• _SET TASK_: Filter this data down to the lines that hold "hand", and copy them.

** Start of ENTRIES **

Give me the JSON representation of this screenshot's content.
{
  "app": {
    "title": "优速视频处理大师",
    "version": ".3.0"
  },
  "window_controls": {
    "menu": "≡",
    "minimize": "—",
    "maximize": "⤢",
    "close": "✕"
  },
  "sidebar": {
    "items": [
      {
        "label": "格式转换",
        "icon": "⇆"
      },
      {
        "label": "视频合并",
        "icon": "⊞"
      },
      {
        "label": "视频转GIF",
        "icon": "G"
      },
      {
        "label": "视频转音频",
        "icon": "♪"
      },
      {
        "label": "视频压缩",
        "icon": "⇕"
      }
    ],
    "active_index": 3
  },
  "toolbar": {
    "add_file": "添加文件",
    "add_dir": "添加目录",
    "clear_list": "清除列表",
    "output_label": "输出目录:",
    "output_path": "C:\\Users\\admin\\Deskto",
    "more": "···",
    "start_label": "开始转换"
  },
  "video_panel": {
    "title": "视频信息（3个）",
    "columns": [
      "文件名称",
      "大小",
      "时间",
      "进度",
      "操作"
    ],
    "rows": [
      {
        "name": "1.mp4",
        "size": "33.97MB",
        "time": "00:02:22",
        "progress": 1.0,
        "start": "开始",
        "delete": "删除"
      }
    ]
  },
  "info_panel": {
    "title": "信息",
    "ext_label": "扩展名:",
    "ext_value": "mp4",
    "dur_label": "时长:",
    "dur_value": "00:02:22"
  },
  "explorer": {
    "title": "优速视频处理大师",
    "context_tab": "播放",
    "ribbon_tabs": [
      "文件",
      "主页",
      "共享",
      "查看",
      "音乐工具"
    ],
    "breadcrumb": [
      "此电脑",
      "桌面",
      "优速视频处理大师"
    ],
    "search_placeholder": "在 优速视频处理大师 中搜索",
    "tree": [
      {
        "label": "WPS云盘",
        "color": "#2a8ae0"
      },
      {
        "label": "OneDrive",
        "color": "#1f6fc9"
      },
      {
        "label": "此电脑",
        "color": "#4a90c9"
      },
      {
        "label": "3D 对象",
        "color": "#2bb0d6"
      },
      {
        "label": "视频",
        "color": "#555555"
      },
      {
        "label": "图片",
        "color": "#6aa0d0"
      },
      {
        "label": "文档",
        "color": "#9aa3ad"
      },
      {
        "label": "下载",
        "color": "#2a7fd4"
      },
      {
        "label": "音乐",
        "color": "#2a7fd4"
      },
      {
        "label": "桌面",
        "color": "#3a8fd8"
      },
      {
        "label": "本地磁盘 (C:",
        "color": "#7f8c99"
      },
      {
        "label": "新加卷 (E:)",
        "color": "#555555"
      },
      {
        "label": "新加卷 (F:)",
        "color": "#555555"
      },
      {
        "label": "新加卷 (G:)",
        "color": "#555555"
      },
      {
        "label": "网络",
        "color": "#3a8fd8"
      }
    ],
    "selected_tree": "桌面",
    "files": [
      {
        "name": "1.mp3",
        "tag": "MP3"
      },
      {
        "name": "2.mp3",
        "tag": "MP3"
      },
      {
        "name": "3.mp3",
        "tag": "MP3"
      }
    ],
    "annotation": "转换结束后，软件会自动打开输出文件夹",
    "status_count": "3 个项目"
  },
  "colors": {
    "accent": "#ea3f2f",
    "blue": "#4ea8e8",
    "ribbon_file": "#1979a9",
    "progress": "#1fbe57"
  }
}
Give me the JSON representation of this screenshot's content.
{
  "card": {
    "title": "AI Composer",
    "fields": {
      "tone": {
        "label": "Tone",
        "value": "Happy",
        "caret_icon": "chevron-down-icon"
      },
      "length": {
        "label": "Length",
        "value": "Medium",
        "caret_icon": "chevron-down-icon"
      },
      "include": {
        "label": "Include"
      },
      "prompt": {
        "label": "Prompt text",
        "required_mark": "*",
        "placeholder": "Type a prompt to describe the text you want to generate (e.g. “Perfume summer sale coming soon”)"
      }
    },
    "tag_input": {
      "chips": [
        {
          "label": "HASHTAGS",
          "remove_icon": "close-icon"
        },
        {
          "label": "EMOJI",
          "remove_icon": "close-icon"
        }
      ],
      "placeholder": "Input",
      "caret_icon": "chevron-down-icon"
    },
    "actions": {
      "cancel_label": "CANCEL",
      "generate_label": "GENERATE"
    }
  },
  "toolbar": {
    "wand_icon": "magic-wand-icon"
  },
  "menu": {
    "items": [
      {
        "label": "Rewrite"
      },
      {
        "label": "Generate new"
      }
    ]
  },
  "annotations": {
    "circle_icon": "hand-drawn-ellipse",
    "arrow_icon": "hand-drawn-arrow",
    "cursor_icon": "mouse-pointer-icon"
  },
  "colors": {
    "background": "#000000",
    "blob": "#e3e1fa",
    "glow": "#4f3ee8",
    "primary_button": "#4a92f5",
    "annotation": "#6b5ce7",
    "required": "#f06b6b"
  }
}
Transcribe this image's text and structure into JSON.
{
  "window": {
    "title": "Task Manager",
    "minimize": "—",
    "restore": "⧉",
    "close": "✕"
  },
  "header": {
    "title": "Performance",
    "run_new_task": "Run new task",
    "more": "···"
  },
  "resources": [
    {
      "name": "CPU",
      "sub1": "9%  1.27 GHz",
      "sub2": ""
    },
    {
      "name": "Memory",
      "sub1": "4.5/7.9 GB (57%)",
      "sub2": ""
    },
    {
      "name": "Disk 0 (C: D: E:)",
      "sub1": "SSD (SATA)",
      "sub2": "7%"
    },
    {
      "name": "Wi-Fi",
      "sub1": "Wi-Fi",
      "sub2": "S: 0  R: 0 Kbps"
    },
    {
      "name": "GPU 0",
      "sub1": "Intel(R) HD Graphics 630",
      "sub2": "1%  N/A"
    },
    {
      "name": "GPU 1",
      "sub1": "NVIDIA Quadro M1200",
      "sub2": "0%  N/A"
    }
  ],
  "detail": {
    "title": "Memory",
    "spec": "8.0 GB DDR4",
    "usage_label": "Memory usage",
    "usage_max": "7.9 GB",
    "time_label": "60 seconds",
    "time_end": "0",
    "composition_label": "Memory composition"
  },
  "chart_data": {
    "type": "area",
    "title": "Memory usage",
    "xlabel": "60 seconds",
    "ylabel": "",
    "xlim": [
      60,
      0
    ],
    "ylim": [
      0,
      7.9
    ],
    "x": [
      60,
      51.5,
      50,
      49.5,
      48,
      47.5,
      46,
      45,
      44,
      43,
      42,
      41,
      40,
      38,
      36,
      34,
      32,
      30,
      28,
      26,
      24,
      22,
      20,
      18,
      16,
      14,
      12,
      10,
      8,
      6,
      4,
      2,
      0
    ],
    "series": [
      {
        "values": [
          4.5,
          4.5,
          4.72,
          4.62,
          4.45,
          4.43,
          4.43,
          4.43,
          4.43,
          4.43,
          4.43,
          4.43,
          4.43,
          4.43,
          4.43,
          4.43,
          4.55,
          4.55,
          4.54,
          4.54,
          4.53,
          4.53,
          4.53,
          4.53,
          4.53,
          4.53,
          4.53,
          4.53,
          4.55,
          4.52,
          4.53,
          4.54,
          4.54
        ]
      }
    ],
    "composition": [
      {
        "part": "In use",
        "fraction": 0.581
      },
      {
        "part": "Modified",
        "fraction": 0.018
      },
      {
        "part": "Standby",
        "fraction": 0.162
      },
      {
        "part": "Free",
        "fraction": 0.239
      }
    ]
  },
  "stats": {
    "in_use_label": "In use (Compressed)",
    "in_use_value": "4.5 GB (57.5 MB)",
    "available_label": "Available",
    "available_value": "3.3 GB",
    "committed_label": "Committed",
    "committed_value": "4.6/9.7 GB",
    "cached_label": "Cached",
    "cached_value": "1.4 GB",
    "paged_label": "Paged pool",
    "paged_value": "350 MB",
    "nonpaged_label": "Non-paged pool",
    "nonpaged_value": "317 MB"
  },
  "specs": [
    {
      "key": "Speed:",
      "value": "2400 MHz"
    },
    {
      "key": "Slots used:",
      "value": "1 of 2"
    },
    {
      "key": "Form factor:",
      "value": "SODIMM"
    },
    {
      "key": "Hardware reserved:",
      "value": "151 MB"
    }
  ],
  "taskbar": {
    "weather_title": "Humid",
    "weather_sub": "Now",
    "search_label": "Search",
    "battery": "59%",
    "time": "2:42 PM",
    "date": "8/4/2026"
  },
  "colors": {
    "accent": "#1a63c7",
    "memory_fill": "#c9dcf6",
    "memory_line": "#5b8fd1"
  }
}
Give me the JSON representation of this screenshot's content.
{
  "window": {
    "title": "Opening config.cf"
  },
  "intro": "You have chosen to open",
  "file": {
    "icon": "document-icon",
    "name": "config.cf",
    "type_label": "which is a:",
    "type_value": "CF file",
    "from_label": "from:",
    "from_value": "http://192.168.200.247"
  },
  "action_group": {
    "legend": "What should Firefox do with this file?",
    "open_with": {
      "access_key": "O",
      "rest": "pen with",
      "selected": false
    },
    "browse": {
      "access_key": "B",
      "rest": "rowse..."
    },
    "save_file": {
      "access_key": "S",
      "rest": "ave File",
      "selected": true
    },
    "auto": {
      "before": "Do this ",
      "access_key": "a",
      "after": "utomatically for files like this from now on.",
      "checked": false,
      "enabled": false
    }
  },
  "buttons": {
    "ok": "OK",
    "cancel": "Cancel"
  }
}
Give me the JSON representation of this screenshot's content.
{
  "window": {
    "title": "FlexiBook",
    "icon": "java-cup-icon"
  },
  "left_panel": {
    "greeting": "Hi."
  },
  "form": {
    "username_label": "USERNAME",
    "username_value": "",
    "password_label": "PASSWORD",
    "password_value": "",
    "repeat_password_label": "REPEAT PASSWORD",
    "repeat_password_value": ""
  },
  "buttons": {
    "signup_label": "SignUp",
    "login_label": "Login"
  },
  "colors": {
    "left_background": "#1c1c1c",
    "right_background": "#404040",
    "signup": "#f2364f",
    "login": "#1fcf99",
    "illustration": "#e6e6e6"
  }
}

** End of ENTRIES **

• _EXERCISE OUTPUT_:
    "circle_icon": "hand-drawn-ellipse",
    "arrow_icon": "hand-drawn-arrow",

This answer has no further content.